[Extracts from a graphics dataset]
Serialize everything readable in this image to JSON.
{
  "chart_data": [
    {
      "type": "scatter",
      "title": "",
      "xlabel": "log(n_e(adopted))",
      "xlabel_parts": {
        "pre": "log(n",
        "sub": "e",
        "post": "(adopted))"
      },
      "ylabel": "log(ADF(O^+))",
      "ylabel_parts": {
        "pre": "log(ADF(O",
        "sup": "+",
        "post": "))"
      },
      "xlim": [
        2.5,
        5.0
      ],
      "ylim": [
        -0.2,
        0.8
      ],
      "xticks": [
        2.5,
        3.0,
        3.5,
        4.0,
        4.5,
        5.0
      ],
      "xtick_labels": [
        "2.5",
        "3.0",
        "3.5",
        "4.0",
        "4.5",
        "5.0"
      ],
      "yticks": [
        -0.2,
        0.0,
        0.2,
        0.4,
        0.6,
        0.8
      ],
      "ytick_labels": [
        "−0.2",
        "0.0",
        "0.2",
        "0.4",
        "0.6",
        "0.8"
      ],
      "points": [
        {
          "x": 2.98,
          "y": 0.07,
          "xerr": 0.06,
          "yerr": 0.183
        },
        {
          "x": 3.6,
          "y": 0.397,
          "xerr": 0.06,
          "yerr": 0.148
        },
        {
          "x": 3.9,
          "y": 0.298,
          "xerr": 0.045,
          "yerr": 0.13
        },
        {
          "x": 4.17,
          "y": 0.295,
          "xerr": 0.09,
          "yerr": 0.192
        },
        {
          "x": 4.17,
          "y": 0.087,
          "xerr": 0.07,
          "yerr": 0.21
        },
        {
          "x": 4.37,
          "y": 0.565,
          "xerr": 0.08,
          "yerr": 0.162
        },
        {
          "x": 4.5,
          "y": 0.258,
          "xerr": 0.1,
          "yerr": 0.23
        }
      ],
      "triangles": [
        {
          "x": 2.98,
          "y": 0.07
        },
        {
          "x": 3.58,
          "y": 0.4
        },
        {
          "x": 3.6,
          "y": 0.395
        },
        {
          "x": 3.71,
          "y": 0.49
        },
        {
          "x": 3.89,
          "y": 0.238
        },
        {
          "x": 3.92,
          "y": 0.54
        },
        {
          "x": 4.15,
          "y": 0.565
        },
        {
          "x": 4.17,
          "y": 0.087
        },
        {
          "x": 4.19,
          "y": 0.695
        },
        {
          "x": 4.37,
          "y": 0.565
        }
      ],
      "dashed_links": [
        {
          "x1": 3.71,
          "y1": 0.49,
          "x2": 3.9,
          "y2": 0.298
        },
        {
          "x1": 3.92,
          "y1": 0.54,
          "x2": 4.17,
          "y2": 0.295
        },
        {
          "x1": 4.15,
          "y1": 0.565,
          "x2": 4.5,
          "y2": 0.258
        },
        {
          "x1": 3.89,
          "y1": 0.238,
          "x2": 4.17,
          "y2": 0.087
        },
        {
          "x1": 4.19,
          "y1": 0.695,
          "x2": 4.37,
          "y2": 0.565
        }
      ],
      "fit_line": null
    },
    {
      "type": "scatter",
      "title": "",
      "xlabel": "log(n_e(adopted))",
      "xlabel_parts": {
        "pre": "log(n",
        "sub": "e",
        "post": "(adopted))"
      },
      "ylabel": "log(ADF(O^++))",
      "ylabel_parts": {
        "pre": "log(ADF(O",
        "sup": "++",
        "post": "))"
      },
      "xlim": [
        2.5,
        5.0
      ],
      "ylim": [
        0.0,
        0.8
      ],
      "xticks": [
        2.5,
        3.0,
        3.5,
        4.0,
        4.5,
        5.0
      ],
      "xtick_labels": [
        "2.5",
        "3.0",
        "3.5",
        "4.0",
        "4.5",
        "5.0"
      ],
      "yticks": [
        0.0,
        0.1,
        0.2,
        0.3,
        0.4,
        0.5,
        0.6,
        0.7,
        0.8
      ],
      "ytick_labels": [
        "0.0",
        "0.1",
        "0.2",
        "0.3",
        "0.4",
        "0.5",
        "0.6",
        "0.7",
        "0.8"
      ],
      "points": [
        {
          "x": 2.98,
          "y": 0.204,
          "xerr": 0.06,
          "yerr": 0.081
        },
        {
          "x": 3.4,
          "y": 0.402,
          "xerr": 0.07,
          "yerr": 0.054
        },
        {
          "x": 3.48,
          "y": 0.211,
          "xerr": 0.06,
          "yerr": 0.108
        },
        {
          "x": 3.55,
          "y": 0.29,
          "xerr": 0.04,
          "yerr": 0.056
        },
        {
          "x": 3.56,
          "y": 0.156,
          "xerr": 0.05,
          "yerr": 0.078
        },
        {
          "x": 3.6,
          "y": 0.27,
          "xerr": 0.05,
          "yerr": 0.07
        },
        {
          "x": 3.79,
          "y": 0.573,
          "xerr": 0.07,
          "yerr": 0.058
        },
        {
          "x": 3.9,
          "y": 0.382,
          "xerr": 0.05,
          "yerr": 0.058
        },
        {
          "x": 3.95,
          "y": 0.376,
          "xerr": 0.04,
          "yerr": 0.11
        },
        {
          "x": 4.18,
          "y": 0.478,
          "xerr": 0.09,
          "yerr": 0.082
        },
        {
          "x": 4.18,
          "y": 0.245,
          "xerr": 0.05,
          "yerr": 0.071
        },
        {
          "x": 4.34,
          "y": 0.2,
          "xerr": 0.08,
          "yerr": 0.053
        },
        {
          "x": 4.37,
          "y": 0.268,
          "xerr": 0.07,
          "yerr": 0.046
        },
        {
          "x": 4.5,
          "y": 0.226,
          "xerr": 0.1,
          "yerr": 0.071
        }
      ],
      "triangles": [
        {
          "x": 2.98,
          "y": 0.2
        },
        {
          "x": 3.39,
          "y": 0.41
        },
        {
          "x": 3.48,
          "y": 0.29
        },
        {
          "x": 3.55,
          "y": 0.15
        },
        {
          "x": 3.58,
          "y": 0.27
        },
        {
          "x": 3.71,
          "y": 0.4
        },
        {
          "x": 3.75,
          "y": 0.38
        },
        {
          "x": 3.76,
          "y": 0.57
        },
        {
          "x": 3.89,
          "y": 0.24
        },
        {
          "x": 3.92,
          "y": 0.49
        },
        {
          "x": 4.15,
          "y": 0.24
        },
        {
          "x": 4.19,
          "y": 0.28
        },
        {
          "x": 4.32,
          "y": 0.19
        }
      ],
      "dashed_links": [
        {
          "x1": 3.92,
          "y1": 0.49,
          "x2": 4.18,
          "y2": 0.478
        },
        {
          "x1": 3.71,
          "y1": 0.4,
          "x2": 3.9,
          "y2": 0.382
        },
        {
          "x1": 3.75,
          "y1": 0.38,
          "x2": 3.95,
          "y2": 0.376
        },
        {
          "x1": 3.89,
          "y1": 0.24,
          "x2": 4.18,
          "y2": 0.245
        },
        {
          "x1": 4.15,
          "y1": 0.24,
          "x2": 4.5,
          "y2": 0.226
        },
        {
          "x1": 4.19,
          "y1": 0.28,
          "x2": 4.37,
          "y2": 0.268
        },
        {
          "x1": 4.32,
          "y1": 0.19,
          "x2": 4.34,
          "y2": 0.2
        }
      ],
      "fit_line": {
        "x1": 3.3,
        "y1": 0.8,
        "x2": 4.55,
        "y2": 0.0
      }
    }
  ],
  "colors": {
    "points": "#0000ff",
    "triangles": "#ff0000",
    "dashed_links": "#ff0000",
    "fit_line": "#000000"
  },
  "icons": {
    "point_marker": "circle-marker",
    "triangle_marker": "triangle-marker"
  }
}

## TASK BRIEF:
Write the data back out verbatim.

## RESULT OF THIS EXERCISE:
Serialize everything readable in this image to JSON.
{
  "chart_data": [
    {
      "type": "scatter",
      "title": "",
      "xlabel": "log(n_e(adopted))",
      "xlabel_parts": {
        "pre": "log(n",
        "sub": "e",
        "post": "(adopted))"
      },
      "ylabel": "log(ADF(O^+))",
      "ylabel_parts": {
        "pre": "log(ADF(O",
        "sup": "+",
        "post": "))"
      },
      "xlim": [
        2.5,
        5.0
      ],
      "ylim": [
        -0.2,
        0.8
      ],
      "xticks": [
        2.5,
        3.0,
        3.5,
        4.0,
        4.5,
        5.0
      ],
      "xtick_labels": [
        "2.5",
        "3.0",
        "3.5",
        "4.0",
        "4.5",
        "5.0"
      ],
      "yticks": [
        -0.2,
        0.0,
        0.2,
        0.4,
        0.6,
        0.8
      ],
      "ytick_labels": [
        "−0.2",
        "0.0",
        "0.2",
        "0.4",
        "0.6",
        "0.8"
      ],
      "points": [
        {
          "x": 2.98,
          "y": 0.07,
          "xerr": 0.06,
          "yerr": 0.183
        },
        {
          "x": 3.6,
          "y": 0.397,
          "xerr": 0.06,
          "yerr": 0.148
        },
        {
          "x": 3.9,
          "y": 0.298,
          "xerr": 0.045,
          "yerr": 0.13
        },
        {
          "x": 4.17,
          "y": 0.295,
          "xerr": 0.09,
          "yerr": 0.192
        },
        {
          "x": 4.17,
          "y": 0.087,
          "xerr": 0.07,
          "yerr": 0.21
        },
        {
          "x": 4.37,
          "y": 0.565,
          "xerr": 0.08,
          "yerr": 0.162
        },
        {
          "x": 4.5,
          "y": 0.258,
          "xerr": 0.1,
          "yerr": 0.23
        }
      ],
      "triangles": [
        {
          "x": 2.98,
          "y": 0.07
        },
        {
          "x": 3.58,
          "y": 0.4
        },
        {
          "x": 3.6,
          "y": 0.395
        },
        {
          "x": 3.71,
          "y": 0.49
        },
        {
          "x": 3.89,
          "y": 0.238
        },
        {
          "x": 3.92,
          "y": 0.54
        },
        {
          "x": 4.15,
          "y": 0.565
        },
        {
          "x": 4.17,
          "y": 0.087
        },
        {
          "x": 4.19,
          "y": 0.695
        },
        {
          "x": 4.37,
          "y": 0.565
        }
      ],
      "dashed_links": [
        {
          "x1": 3.71,
          "y1": 0.49,
          "x2": 3.9,
          "y2": 0.298
        },
        {
          "x1": 3.92,
          "y1": 0.54,
          "x2": 4.17,
          "y2": 0.295
        },
        {
          "x1": 4.15,
          "y1": 0.565,
          "x2": 4.5,
          "y2": 0.258
        },
        {
          "x1": 3.89,
          "y1": 0.238,
          "x2": 4.17,
          "y2": 0.087
        },
        {
          "x1": 4.19,
          "y1": 0.695,
          "x2": 4.37,
          "y2": 0.565
        }
      ],
      "fit_line": null
    },
    {
      "type": "scatter",
      "title": "",
      "xlabel": "log(n_e(adopted))",
      "xlabel_parts": {
        "pre": "log(n",
        "sub": "e",
        "post": "(adopted))"
      },
      "ylabel": "log(ADF(O^++))",
      "ylabel_parts": {
        "pre": "log(ADF(O",
        "sup": "++",
        "post": "))"
      },
      "xlim": [
        2.5,
        5.0
      ],
      "ylim": [
        0.0,
        0.8
      ],
      "xticks": [
        2.5,
        3.0,
        3.5,
        4.0,
        4.5,
        5.0
      ],
      "xtick_labels": [
        "2.5",
        "3.0",
        "3.5",
        "4.0",
        "4.5",
        "5.0"
      ],
      "yticks": [
        0.0,
        0.1,
        0.2,
        0.3,
        0.4,
        0.5,
        0.6,
        0.7,
        0.8
      ],
      "ytick_labels": [
        "0.0",
        "0.1",
        "0.2",
        "0.3",
        "0.4",
        "0.5",
        "0.6",
        "0.7",
        "0.8"
      ],
      "points": [
        {
          "x": 2.98,
          "y": 0.204,
          "xerr": 0.06,
          "yerr": 0.081
        },
        {
          "x": 3.4,
          "y": 0.402,
          "xerr": 0.07,
          "yerr": 0.054
        },
        {
          "x": 3.48,
          "y": 0.211,
          "xerr": 0.06,
          "yerr": 0.108
        },
        {
          "x": 3.55,
          "y": 0.29,
          "xerr": 0.04,
          "yerr": 0.056
        },
        {
          "x": 3.56,
          "y": 0.156,
          "xerr": 0.05,
          "yerr": 0.078
        },
        {
          "x": 3.6,
          "y": 0.27,
          "xerr": 0.05,
          "yerr": 0.07
        },
        {
          "x": 3.79,
          "y": 0.573,
          "xerr": 0.07,
          "yerr": 0.058
        },
        {
          "x": 3.9,
          "y": 0.382,
          "xerr": 0.05,
          "yerr": 0.058
        },
        {
          "x": 3.95,
          "y": 0.376,
          "xerr": 0.04,
          "yerr": 0.11
        },
        {
          "x": 4.18,
          "y": 0.478,
          "xerr": 0.09,
          "yerr": 0.082
        },
        {
          "x": 4.18,
          "y": 0.245,
          "xerr": 0.05,
          "yerr": 0.071
        },
        {
          "x": 4.34,
          "y": 0.2,
          "xerr": 0.08,
          "yerr": 0.053
        },
        {
          "x": 4.37,
          "y": 0.268,
          "xerr": 0.07,
          "yerr": 0.046
        },
        {
          "x": 4.5,
          "y": 0.226,
          "xerr": 0.1,
          "yerr": 0.071
        }
      ],
      "triangles": [
        {
          "x": 2.98,
          "y": 0.2
        },
        {
          "x": 3.39,
          "y": 0.41
        },
        {
          "x": 3.48,
          "y": 0.29
        },
        {
          "x": 3.55,
          "y": 0.15
        },
        {
          "x": 3.58,
          "y": 0.27
        },
        {
          "x": 3.71,
          "y": 0.4
        },
        {
          "x": 3.75,
          "y": 0.38
        },
        {
          "x": 3.76,
          "y": 0.57
        },
        {
          "x": 3.89,
          "y": 0.24
        },
        {
          "x": 3.92,
          "y": 0.49
        },
        {
          "x": 4.15,
          "y": 0.24
        },
        {
          "x": 4.19,
          "y": 0.28
        },
        {
          "x": 4.32,
          "y": 0.19
        }
      ],
      "dashed_links": [
        {
          "x1": 3.92,
          "y1": 0.49,
          "x2": 4.18,
          "y2": 0.478
        },
        {
          "x1": 3.71,
          "y1": 0.4,
          "x2": 3.9,
          "y2": 0.382
        },
        {
          "x1": 3.75,
          "y1": 0.38,
          "x2": 3.95,
          "y2": 0.376
        },
        {
          "x1": 3.89,
          "y1": 0.24,
          "x2": 4.18,
          "y2": 0.245
        },
        {
          "x1": 4.15,
          "y1": 0.24,
          "x2": 4.5,
          "y2": 0.226
        },
        {
          "x1": 4.19,
          "y1": 0.28,
          "x2": 4.37,
          "y2": 0.268
        },
        {
          "x1": 4.32,
          "y1": 0.19,
          "x2": 4.34,
          "y2": 0.2
        }
      ],
      "fit_line": {
        "x1": 3.3,
        "y1": 0.8,
        "x2": 4.55,
        "y2": 0.0
      }
    }
  ],
  "colors": {
    "points": "#0000ff",
    "triangles": "#ff0000",
    "dashed_links": "#ff0000",
    "fit_line": "#000000"
  },
  "icons": {
    "point_marker": "circle-marker",
    "triangle_marker": "triangle-marker"
  }
}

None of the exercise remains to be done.